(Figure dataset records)
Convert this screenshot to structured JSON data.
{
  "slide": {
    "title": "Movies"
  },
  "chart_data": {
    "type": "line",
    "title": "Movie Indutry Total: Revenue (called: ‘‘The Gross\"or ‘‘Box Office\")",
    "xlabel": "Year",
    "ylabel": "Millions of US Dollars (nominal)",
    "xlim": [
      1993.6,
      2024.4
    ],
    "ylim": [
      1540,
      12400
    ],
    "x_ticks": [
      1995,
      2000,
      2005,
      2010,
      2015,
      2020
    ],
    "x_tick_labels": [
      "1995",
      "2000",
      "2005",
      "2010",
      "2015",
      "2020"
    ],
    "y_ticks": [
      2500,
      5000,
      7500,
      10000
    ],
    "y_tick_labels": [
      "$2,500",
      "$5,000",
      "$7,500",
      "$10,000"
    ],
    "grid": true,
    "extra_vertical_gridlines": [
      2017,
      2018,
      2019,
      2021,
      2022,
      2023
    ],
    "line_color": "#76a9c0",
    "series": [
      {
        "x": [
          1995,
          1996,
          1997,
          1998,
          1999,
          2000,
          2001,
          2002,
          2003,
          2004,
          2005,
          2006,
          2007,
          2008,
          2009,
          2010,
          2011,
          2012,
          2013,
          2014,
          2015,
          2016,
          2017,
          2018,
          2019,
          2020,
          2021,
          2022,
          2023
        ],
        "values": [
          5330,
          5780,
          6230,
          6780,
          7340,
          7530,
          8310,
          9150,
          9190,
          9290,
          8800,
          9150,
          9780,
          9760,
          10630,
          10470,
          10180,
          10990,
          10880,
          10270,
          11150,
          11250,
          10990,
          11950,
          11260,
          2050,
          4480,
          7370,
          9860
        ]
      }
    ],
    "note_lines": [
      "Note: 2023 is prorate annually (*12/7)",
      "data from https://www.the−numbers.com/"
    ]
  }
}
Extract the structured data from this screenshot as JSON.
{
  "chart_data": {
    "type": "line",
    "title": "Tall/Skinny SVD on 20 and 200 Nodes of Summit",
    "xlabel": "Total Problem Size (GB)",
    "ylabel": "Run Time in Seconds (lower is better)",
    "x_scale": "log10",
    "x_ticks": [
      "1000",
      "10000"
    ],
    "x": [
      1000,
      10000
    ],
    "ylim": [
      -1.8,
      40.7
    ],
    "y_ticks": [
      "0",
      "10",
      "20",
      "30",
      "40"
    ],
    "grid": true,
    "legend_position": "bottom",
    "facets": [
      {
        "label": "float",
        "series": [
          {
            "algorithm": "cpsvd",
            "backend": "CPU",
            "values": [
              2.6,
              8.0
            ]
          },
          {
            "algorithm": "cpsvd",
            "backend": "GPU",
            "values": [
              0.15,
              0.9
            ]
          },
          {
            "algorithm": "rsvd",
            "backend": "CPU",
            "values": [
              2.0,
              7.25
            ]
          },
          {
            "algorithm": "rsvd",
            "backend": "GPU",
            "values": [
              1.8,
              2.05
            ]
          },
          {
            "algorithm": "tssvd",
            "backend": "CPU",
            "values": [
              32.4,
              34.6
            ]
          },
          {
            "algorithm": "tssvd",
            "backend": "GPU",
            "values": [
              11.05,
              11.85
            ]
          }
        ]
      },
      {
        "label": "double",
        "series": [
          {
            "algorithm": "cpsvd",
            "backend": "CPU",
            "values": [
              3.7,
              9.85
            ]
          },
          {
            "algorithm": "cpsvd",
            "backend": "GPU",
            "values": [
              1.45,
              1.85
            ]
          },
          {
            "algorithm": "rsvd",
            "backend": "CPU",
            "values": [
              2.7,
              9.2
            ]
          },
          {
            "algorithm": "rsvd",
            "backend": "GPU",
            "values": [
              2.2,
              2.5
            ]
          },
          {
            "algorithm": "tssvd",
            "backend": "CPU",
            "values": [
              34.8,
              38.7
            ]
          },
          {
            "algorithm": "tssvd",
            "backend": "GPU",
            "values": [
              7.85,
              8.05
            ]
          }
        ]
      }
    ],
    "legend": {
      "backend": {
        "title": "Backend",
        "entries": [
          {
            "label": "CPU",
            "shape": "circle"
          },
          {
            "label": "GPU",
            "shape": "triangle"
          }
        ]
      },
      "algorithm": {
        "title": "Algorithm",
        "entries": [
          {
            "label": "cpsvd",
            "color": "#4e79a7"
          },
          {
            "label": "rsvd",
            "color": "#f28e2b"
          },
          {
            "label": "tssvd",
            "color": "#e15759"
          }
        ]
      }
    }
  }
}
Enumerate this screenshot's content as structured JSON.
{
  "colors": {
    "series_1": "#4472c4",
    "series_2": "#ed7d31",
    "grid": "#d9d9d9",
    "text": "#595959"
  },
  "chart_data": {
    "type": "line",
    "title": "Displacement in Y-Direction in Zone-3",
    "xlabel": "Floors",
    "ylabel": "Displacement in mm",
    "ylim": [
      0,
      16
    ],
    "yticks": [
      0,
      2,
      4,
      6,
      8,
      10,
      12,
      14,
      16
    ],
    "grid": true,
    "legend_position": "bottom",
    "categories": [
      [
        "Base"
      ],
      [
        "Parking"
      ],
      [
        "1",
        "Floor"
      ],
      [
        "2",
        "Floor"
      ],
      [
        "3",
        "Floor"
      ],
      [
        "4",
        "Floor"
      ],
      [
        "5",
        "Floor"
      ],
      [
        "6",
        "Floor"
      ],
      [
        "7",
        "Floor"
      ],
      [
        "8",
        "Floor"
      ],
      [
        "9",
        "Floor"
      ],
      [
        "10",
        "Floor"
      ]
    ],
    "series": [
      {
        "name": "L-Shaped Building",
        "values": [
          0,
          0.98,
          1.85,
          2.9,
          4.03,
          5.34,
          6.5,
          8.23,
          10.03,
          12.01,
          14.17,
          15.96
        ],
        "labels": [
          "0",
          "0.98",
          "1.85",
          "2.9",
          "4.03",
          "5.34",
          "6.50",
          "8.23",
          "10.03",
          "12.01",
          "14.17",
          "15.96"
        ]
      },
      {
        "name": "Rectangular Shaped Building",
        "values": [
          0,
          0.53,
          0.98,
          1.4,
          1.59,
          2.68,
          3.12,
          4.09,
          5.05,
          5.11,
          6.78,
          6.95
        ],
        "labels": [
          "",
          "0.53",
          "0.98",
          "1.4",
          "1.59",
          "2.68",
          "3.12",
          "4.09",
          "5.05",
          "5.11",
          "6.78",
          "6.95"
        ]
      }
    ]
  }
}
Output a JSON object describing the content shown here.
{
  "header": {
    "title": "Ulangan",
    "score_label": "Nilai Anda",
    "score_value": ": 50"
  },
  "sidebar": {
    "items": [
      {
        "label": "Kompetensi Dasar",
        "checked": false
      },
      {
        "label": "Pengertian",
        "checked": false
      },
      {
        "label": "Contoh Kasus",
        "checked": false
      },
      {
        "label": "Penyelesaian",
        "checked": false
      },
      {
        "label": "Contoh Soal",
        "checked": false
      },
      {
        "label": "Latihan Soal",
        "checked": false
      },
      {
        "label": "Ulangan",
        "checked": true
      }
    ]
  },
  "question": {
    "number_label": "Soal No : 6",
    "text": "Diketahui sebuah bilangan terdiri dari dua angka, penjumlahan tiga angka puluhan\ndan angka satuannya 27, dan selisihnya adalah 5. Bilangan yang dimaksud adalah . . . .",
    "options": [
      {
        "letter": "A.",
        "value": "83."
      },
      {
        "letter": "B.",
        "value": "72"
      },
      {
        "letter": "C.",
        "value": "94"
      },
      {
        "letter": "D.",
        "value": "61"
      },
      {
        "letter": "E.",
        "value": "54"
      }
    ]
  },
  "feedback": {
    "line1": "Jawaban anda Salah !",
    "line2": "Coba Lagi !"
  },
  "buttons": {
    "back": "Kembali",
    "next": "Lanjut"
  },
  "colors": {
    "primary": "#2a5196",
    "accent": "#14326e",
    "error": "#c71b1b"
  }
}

**Task description:**
Identify all lines in the records above with the word "letter".

**Written reply:**
        "letter": "A.",
        "letter": "B.",
        "letter": "C.",
        "letter": "D.",
        "letter": "E.",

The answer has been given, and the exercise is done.